> [TASK OBJECTIVE]: Copy out all of the data below with no alterations.

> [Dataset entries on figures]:
***

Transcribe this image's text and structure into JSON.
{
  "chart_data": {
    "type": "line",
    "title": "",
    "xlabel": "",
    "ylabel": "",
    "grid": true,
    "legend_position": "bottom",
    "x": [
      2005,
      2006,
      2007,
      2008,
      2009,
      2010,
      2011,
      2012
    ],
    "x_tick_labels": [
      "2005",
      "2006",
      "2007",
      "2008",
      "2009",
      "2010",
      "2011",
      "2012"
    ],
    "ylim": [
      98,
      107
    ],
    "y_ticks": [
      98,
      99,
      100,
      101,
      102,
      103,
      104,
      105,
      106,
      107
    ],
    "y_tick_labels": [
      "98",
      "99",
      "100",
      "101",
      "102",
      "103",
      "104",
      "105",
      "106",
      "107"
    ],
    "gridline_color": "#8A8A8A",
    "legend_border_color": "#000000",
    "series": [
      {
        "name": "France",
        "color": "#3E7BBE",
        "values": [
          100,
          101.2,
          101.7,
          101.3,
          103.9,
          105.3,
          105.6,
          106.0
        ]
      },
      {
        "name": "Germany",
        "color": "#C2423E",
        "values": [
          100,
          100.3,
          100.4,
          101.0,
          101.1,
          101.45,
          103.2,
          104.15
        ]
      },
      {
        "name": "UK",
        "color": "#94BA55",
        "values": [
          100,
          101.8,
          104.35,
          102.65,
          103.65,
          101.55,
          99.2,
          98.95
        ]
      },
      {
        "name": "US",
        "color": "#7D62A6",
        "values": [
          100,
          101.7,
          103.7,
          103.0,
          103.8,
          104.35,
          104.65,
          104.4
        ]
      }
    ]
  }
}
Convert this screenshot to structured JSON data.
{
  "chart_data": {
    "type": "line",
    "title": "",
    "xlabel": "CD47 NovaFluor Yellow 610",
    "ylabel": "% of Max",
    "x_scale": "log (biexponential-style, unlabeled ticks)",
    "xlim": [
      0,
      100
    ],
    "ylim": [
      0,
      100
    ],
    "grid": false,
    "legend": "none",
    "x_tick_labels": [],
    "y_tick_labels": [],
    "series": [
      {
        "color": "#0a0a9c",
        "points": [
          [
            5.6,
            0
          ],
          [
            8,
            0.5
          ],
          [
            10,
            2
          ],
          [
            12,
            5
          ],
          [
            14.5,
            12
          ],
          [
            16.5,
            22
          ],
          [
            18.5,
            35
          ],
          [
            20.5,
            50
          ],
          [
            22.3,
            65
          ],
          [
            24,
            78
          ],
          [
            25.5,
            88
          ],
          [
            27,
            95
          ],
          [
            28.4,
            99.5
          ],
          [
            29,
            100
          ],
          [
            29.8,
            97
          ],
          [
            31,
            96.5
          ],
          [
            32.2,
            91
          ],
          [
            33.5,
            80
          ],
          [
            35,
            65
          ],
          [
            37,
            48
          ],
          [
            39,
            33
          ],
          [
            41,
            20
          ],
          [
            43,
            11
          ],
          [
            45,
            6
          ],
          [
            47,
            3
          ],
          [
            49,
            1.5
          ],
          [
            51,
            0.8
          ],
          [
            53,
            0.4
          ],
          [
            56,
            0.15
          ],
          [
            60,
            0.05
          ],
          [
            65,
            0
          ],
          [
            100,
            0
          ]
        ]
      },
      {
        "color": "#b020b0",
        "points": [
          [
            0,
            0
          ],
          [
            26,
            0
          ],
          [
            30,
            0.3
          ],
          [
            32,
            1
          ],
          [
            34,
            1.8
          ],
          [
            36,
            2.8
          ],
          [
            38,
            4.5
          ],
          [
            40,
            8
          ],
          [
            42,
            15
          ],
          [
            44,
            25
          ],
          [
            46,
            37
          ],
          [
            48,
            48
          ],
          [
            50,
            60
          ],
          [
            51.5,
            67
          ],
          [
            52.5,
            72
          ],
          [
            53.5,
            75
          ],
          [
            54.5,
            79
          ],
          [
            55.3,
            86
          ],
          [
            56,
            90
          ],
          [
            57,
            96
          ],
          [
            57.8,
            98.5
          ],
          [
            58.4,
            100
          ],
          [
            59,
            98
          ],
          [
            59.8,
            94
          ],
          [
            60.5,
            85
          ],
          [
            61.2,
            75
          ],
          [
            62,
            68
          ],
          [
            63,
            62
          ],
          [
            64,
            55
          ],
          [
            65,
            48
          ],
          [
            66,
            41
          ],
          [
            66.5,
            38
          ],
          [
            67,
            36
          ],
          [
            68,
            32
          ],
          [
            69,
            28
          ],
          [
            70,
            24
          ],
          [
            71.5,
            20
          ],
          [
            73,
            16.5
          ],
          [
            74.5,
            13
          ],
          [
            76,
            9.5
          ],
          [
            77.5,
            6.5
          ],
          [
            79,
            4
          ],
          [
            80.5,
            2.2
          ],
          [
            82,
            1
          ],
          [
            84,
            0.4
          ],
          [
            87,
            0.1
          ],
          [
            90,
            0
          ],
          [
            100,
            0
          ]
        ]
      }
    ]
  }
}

***

> [EXERCISE RESPONSE]:
Transcribe this image's text and structure into JSON.
{
  "chart_data": {
    "type": "line",
    "title": "",
    "xlabel": "",
    "ylabel": "",
    "grid": true,
    "legend_position": "bottom",
    "x": [
      2005,
      2006,
      2007,
      2008,
      2009,
      2010,
      2011,
      2012
    ],
    "x_tick_labels": [
      "2005",
      "2006",
      "2007",
      "2008",
      "2009",
      "2010",
      "2011",
      "2012"
    ],
    "ylim": [
      98,
      107
    ],
    "y_ticks": [
      98,
      99,
      100,
      101,
      102,
      103,
      104,
      105,
      106,
      107
    ],
    "y_tick_labels": [
      "98",
      "99",
      "100",
      "101",
      "102",
      "103",
      "104",
      "105",
      "106",
      "107"
    ],
    "gridline_color": "#8A8A8A",
    "legend_border_color": "#000000",
    "series": [
      {
        "name": "France",
        "color": "#3E7BBE",
        "values": [
          100,
          101.2,
          101.7,
          101.3,
          103.9,
          105.3,
          105.6,
          106.0
        ]
      },
      {
        "name": "Germany",
        "color": "#C2423E",
        "values": [
          100,
          100.3,
          100.4,
          101.0,
          101.1,
          101.45,
          103.2,
          104.15
        ]
      },
      {
        "name": "UK",
        "color": "#94BA55",
        "values": [
          100,
          101.8,
          104.35,
          102.65,
          103.65,
          101.55,
          99.2,
          98.95
        ]
      },
      {
        "name": "US",
        "color": "#7D62A6",
        "values": [
          100,
          101.7,
          103.7,
          103.0,
          103.8,
          104.35,
          104.65,
          104.4
        ]
      }
    ]
  }
}
Convert this screenshot to structured JSON data.
{
  "chart_data": {
    "type": "line",
    "title": "",
    "xlabel": "CD47 NovaFluor Yellow 610",
    "ylabel": "% of Max",
    "x_scale": "log (biexponential-style, unlabeled ticks)",
    "xlim": [
      0,
      100
    ],
    "ylim": [
      0,
      100
    ],
    "grid": false,
    "legend": "none",
    "x_tick_labels": [],
    "y_tick_labels": [],
    "series": [
      {
        "color": "#0a0a9c",
        "points": [
          [
            5.6,
            0
          ],
          [
            8,
            0.5
          ],
          [
            10,
            2
          ],
          [
            12,
            5
          ],
          [
            14.5,
            12
          ],
          [
            16.5,
            22
          ],
          [
            18.5,
            35
          ],
          [
            20.5,
            50
          ],
          [
            22.3,
            65
          ],
          [
            24,
            78
          ],
          [
            25.5,
            88
          ],
          [
            27,
            95
          ],
          [
            28.4,
            99.5
          ],
          [
            29,
            100
          ],
          [
            29.8,
            97
          ],
          [
            31,
            96.5
          ],
          [
            32.2,
            91
          ],
          [
            33.5,
            80
          ],
          [
            35,
            65
          ],
          [
            37,
            48
          ],
          [
            39,
            33
          ],
          [
            41,
            20
          ],
          [
            43,
            11
          ],
          [
            45,
            6
          ],
          [
            47,
            3
          ],
          [
            49,
            1.5
          ],
          [
            51,
            0.8
          ],
          [
            53,
            0.4
          ],
          [
            56,
            0.15
          ],
          [
            60,
            0.05
          ],
          [
            65,
            0
          ],
          [
            100,
            0
          ]
        ]
      },
      {
        "color": "#b020b0",
        "points": [
          [
            0,
            0
          ],
          [
            26,
            0
          ],
          [
            30,
            0.3
          ],
          [
            32,
            1
          ],
          [
            34,
            1.8
          ],
          [
            36,
            2.8
          ],
          [
            38,
            4.5
          ],
          [
            40,
            8
          ],
          [
            42,
            15
          ],
          [
            44,
            25
          ],
          [
            46,
            37
          ],
          [
            48,
            48
          ],
          [
            50,
            60
          ],
          [
            51.5,
            67
          ],
          [
            52.5,
            72
          ],
          [
            53.5,
            75
          ],
          [
            54.5,
            79
          ],
          [
            55.3,
            86
          ],
          [
            56,
            90
          ],
          [
            57,
            96
          ],
          [
            57.8,
            98.5
          ],
          [
            58.4,
            100
          ],
          [
            59,
            98
          ],
          [
            59.8,
            94
          ],
          [
            60.5,
            85
          ],
          [
            61.2,
            75
          ],
          [
            62,
            68
          ],
          [
            63,
            62
          ],
          [
            64,
            55
          ],
          [
            65,
            48
          ],
          [
            66,
            41
          ],
          [
            66.5,
            38
          ],
          [
            67,
            36
          ],
          [
            68,
            32
          ],
          [
            69,
            28
          ],
          [
            70,
            24
          ],
          [
            71.5,
            20
          ],
          [
            73,
            16.5
          ],
          [
            74.5,
            13
          ],
          [
            76,
            9.5
          ],
          [
            77.5,
            6.5
          ],
          [
            79,
            4
          ],
          [
            80.5,
            2.2
          ],
          [
            82,
            1
          ],
          [
            84,
            0.4
          ],
          [
            87,
            0.1
          ],
          [
            90,
            0
          ],
          [
            100,
            0
          ]
        ]
      }
    ]
  }
}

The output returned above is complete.